## GOAL
Answer with one number: how many lines hold "marker".

## EXTRACTED DATA
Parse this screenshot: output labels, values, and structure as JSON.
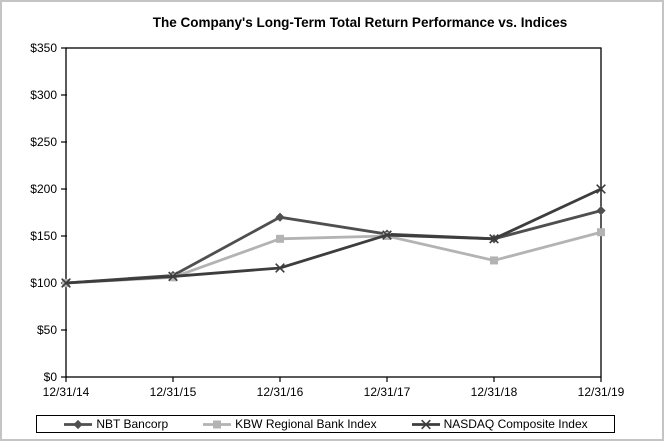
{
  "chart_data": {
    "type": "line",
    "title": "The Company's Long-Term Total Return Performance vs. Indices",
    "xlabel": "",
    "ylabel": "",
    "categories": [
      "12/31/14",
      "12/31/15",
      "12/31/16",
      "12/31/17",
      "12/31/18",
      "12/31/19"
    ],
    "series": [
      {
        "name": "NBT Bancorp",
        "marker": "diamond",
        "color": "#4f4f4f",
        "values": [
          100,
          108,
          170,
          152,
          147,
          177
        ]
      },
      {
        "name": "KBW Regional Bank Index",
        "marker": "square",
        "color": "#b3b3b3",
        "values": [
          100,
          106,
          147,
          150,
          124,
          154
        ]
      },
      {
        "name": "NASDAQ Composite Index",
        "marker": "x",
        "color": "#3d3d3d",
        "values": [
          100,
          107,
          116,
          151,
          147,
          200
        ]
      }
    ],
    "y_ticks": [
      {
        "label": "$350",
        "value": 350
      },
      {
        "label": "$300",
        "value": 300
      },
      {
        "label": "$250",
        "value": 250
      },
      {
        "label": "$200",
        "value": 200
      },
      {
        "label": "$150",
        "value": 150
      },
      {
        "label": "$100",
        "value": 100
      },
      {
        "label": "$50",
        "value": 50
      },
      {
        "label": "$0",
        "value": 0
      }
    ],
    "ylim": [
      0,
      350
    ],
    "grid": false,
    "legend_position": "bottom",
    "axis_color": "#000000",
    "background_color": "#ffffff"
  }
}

## OUTPUT BELOW
3